■ EXERCISE: Check each line of the records below and collect those that include the word "median".

■ AVAILABLE DATA:
........
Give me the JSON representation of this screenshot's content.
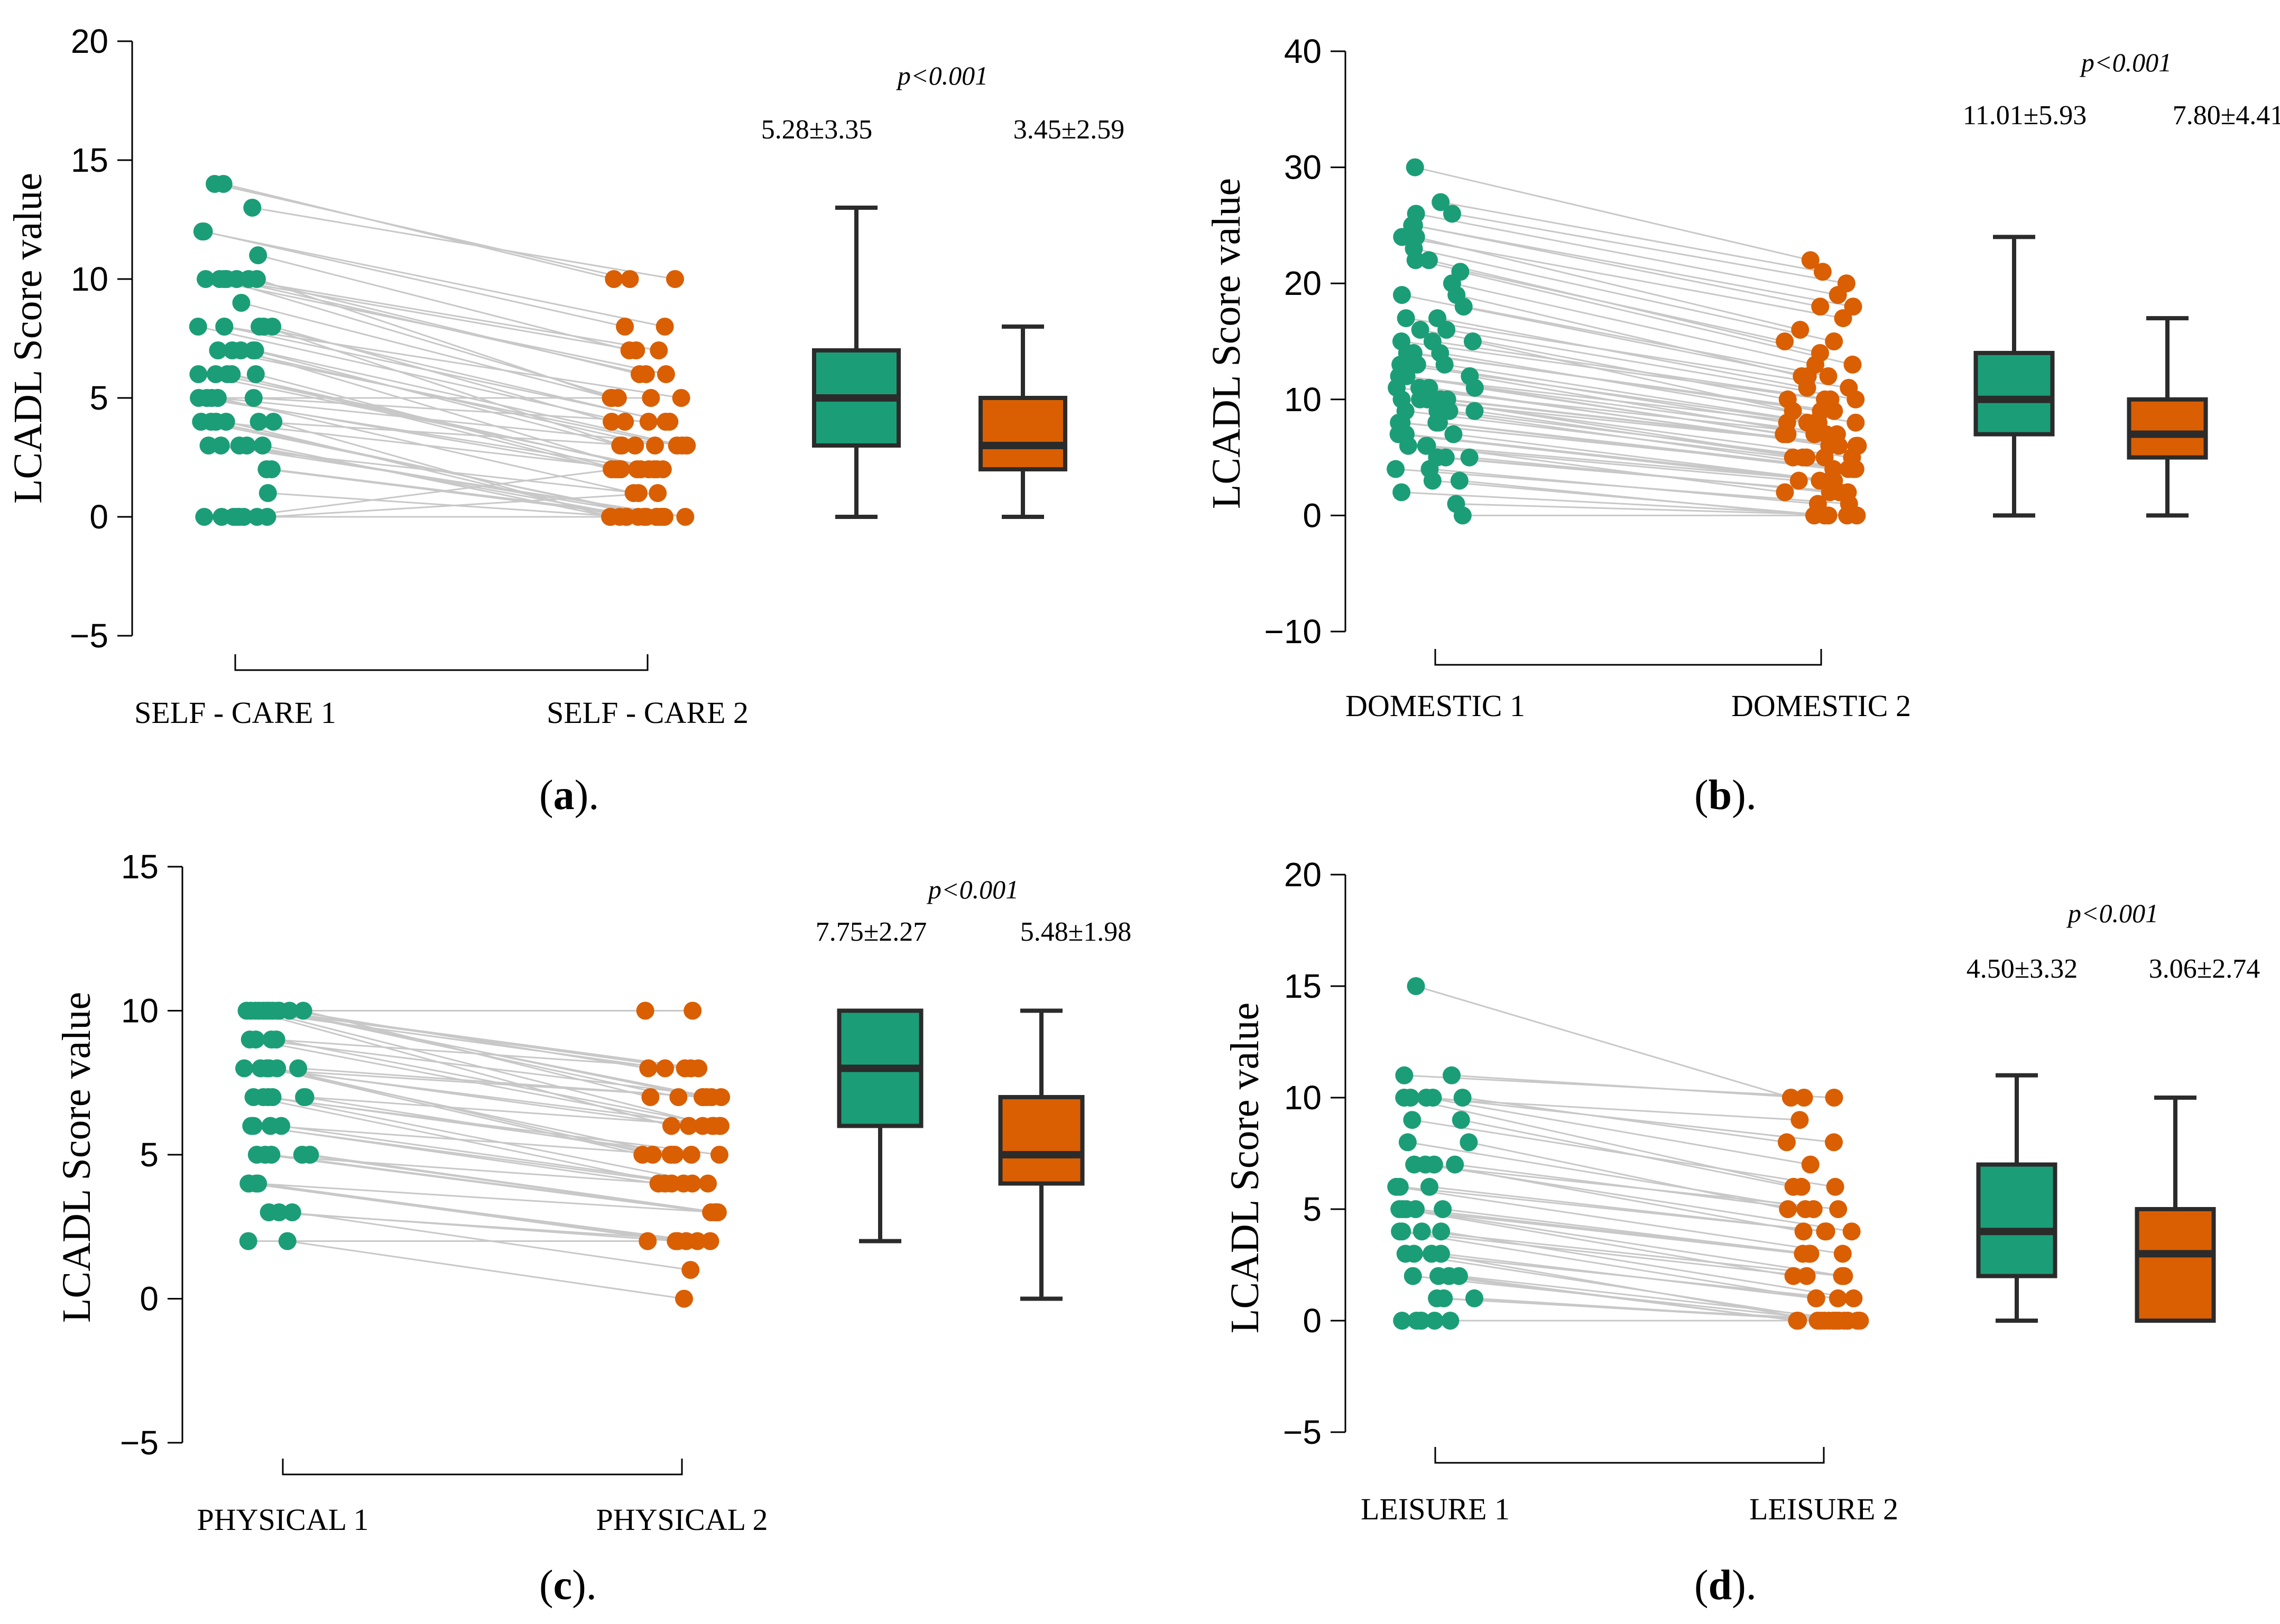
{
  "colors": {
    "group1": "#1b9e77",
    "group2": "#d95f02",
    "line": "#c8c8c8",
    "axis": "#000000",
    "box_edge": "#2b2b2b"
  },
  "chart_data": [
    {
      "panel": "a",
      "caption_letter": "a",
      "caption_suffix": ").",
      "caption_prefix": "(",
      "type": "paired-dot-box",
      "ylabel": "LCADL Score value",
      "ylim": [
        -5,
        20
      ],
      "yticks": [
        -5,
        0,
        5,
        10,
        15,
        20
      ],
      "ytick_labels": [
        "−5",
        "0",
        "5",
        "10",
        "15",
        "20"
      ],
      "categories": [
        "SELF - CARE 1",
        "SELF - CARE 2"
      ],
      "p_value": "p<0.001",
      "summaries": [
        "5.28±3.35",
        "3.45±2.59"
      ],
      "boxes": [
        {
          "name": "SELF - CARE 1",
          "min": 0,
          "q1": 3,
          "median": 5,
          "q3": 7,
          "max": 13
        },
        {
          "name": "SELF - CARE 2",
          "min": 0,
          "q1": 2,
          "median": 3,
          "q3": 5,
          "max": 8
        }
      ],
      "pairs": [
        [
          14,
          10
        ],
        [
          14,
          10
        ],
        [
          13,
          10
        ],
        [
          12,
          8
        ],
        [
          12,
          8
        ],
        [
          11,
          7
        ],
        [
          10,
          7
        ],
        [
          10,
          7
        ],
        [
          10,
          6
        ],
        [
          10,
          6
        ],
        [
          10,
          6
        ],
        [
          10,
          5
        ],
        [
          10,
          5
        ],
        [
          9,
          5
        ],
        [
          8,
          5
        ],
        [
          8,
          4
        ],
        [
          8,
          4
        ],
        [
          8,
          4
        ],
        [
          8,
          4
        ],
        [
          8,
          3
        ],
        [
          7,
          3
        ],
        [
          7,
          3
        ],
        [
          7,
          3
        ],
        [
          7,
          3
        ],
        [
          7,
          2
        ],
        [
          6,
          2
        ],
        [
          6,
          2
        ],
        [
          6,
          2
        ],
        [
          6,
          2
        ],
        [
          6,
          2
        ],
        [
          5,
          3
        ],
        [
          5,
          2
        ],
        [
          5,
          2
        ],
        [
          5,
          1
        ],
        [
          5,
          4
        ],
        [
          5,
          5
        ],
        [
          4,
          0
        ],
        [
          4,
          0
        ],
        [
          4,
          0
        ],
        [
          4,
          0
        ],
        [
          4,
          2
        ],
        [
          4,
          3
        ],
        [
          3,
          0
        ],
        [
          3,
          0
        ],
        [
          3,
          0
        ],
        [
          3,
          0
        ],
        [
          3,
          1
        ],
        [
          2,
          0
        ],
        [
          2,
          0
        ],
        [
          1,
          0
        ],
        [
          0,
          0
        ],
        [
          0,
          0
        ],
        [
          0,
          0
        ],
        [
          0,
          0
        ],
        [
          0,
          0
        ],
        [
          0,
          1
        ],
        [
          0,
          2
        ],
        [
          0,
          0
        ]
      ],
      "seed": 11
    },
    {
      "panel": "b",
      "caption_letter": "b",
      "caption_suffix": ").",
      "caption_prefix": "(",
      "type": "paired-dot-box",
      "ylabel": "LCADL Score value",
      "ylim": [
        -10,
        40
      ],
      "yticks": [
        -10,
        0,
        10,
        20,
        30,
        40
      ],
      "ytick_labels": [
        "−10",
        "0",
        "10",
        "20",
        "30",
        "40"
      ],
      "categories": [
        "DOMESTIC 1",
        "DOMESTIC 2"
      ],
      "p_value": "p<0.001",
      "summaries": [
        "11.01±5.93",
        "7.80±4.41"
      ],
      "boxes": [
        {
          "name": "DOMESTIC 1",
          "min": 0,
          "q1": 7,
          "median": 10,
          "q3": 14,
          "max": 24
        },
        {
          "name": "DOMESTIC 2",
          "min": 0,
          "q1": 5,
          "median": 7,
          "q3": 10,
          "max": 17
        }
      ],
      "pairs": [
        [
          30,
          22
        ],
        [
          27,
          21
        ],
        [
          26,
          20
        ],
        [
          26,
          19
        ],
        [
          25,
          18
        ],
        [
          25,
          18
        ],
        [
          24,
          17
        ],
        [
          24,
          16
        ],
        [
          23,
          15
        ],
        [
          22,
          15
        ],
        [
          22,
          14
        ],
        [
          21,
          13
        ],
        [
          20,
          13
        ],
        [
          19,
          12
        ],
        [
          19,
          12
        ],
        [
          18,
          12
        ],
        [
          17,
          11
        ],
        [
          17,
          11
        ],
        [
          16,
          10
        ],
        [
          16,
          10
        ],
        [
          15,
          10
        ],
        [
          15,
          10
        ],
        [
          15,
          9
        ],
        [
          14,
          9
        ],
        [
          14,
          9
        ],
        [
          14,
          8
        ],
        [
          13,
          8
        ],
        [
          13,
          8
        ],
        [
          13,
          8
        ],
        [
          12,
          8
        ],
        [
          12,
          7
        ],
        [
          12,
          7
        ],
        [
          12,
          7
        ],
        [
          11,
          7
        ],
        [
          11,
          7
        ],
        [
          11,
          6
        ],
        [
          11,
          6
        ],
        [
          10,
          6
        ],
        [
          10,
          6
        ],
        [
          10,
          6
        ],
        [
          10,
          5
        ],
        [
          10,
          5
        ],
        [
          9,
          5
        ],
        [
          9,
          5
        ],
        [
          9,
          5
        ],
        [
          9,
          4
        ],
        [
          8,
          4
        ],
        [
          8,
          4
        ],
        [
          8,
          4
        ],
        [
          8,
          4
        ],
        [
          7,
          3
        ],
        [
          7,
          3
        ],
        [
          7,
          3
        ],
        [
          6,
          3
        ],
        [
          6,
          3
        ],
        [
          6,
          2
        ],
        [
          5,
          2
        ],
        [
          5,
          2
        ],
        [
          5,
          2
        ],
        [
          4,
          1
        ],
        [
          4,
          1
        ],
        [
          3,
          0
        ],
        [
          3,
          0
        ],
        [
          2,
          0
        ],
        [
          1,
          0
        ],
        [
          0,
          0
        ]
      ],
      "seed": 23
    },
    {
      "panel": "c",
      "caption_letter": "c",
      "caption_suffix": ").",
      "caption_prefix": "(",
      "type": "paired-dot-box",
      "ylabel": "LCADL Score value",
      "ylim": [
        -5,
        15
      ],
      "yticks": [
        -5,
        0,
        5,
        10,
        15
      ],
      "ytick_labels": [
        "−5",
        "0",
        "5",
        "10",
        "15"
      ],
      "categories": [
        "PHYSICAL 1",
        "PHYSICAL 2"
      ],
      "p_value": "p<0.001",
      "summaries": [
        "7.75±2.27",
        "5.48±1.98"
      ],
      "boxes": [
        {
          "name": "PHYSICAL 1",
          "min": 2,
          "q1": 6,
          "median": 8,
          "q3": 10,
          "max": 10
        },
        {
          "name": "PHYSICAL 2",
          "min": 0,
          "q1": 4,
          "median": 5,
          "q3": 7,
          "max": 10
        }
      ],
      "pairs": [
        [
          10,
          10
        ],
        [
          10,
          10
        ],
        [
          10,
          8
        ],
        [
          10,
          8
        ],
        [
          10,
          8
        ],
        [
          10,
          8
        ],
        [
          10,
          7
        ],
        [
          10,
          7
        ],
        [
          10,
          7
        ],
        [
          10,
          7
        ],
        [
          10,
          6
        ],
        [
          10,
          6
        ],
        [
          9,
          8
        ],
        [
          9,
          7
        ],
        [
          9,
          6
        ],
        [
          9,
          6
        ],
        [
          8,
          7
        ],
        [
          8,
          7
        ],
        [
          8,
          6
        ],
        [
          8,
          6
        ],
        [
          8,
          5
        ],
        [
          8,
          5
        ],
        [
          8,
          5
        ],
        [
          7,
          6
        ],
        [
          7,
          5
        ],
        [
          7,
          5
        ],
        [
          7,
          5
        ],
        [
          7,
          4
        ],
        [
          7,
          4
        ],
        [
          6,
          5
        ],
        [
          6,
          4
        ],
        [
          6,
          4
        ],
        [
          6,
          4
        ],
        [
          5,
          4
        ],
        [
          5,
          3
        ],
        [
          5,
          3
        ],
        [
          5,
          3
        ],
        [
          5,
          3
        ],
        [
          4,
          3
        ],
        [
          4,
          2
        ],
        [
          4,
          2
        ],
        [
          4,
          2
        ],
        [
          3,
          2
        ],
        [
          3,
          2
        ],
        [
          3,
          1
        ],
        [
          2,
          0
        ],
        [
          2,
          2
        ]
      ],
      "seed": 37
    },
    {
      "panel": "d",
      "caption_letter": "d",
      "caption_suffix": ").",
      "caption_prefix": "(",
      "type": "paired-dot-box",
      "ylabel": "LCADL Score value",
      "ylim": [
        -5,
        20
      ],
      "yticks": [
        -5,
        0,
        5,
        10,
        15,
        20
      ],
      "ytick_labels": [
        "−5",
        "0",
        "5",
        "10",
        "15",
        "20"
      ],
      "categories": [
        "LEISURE 1",
        "LEISURE 2"
      ],
      "p_value": "p<0.001",
      "summaries": [
        "4.50±3.32",
        "3.06±2.74"
      ],
      "boxes": [
        {
          "name": "LEISURE 1",
          "min": 0,
          "q1": 2,
          "median": 4,
          "q3": 7,
          "max": 11
        },
        {
          "name": "LEISURE 2",
          "min": 0,
          "q1": 0,
          "median": 3,
          "q3": 5,
          "max": 10
        }
      ],
      "pairs": [
        [
          15,
          10
        ],
        [
          11,
          10
        ],
        [
          11,
          10
        ],
        [
          10,
          9
        ],
        [
          10,
          8
        ],
        [
          10,
          8
        ],
        [
          10,
          7
        ],
        [
          10,
          6
        ],
        [
          9,
          6
        ],
        [
          9,
          6
        ],
        [
          8,
          5
        ],
        [
          8,
          5
        ],
        [
          7,
          5
        ],
        [
          7,
          5
        ],
        [
          7,
          4
        ],
        [
          7,
          4
        ],
        [
          6,
          4
        ],
        [
          6,
          4
        ],
        [
          6,
          3
        ],
        [
          5,
          3
        ],
        [
          5,
          3
        ],
        [
          5,
          3
        ],
        [
          5,
          2
        ],
        [
          5,
          2
        ],
        [
          4,
          2
        ],
        [
          4,
          2
        ],
        [
          4,
          1
        ],
        [
          4,
          1
        ],
        [
          3,
          1
        ],
        [
          3,
          1
        ],
        [
          3,
          0
        ],
        [
          3,
          0
        ],
        [
          2,
          0
        ],
        [
          2,
          0
        ],
        [
          2,
          0
        ],
        [
          2,
          0
        ],
        [
          1,
          0
        ],
        [
          1,
          0
        ],
        [
          1,
          0
        ],
        [
          0,
          0
        ],
        [
          0,
          0
        ],
        [
          0,
          0
        ],
        [
          0,
          0
        ],
        [
          0,
          0
        ],
        [
          0,
          0
        ]
      ],
      "seed": 53
    }
  ]
}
........
■ IN RESPONSE:
          "median": 5,
          "median": 3,
          "median": 10,
          "median": 7,
          "median": 8,
          "median": 5,
          "median": 4,
          "median": 3,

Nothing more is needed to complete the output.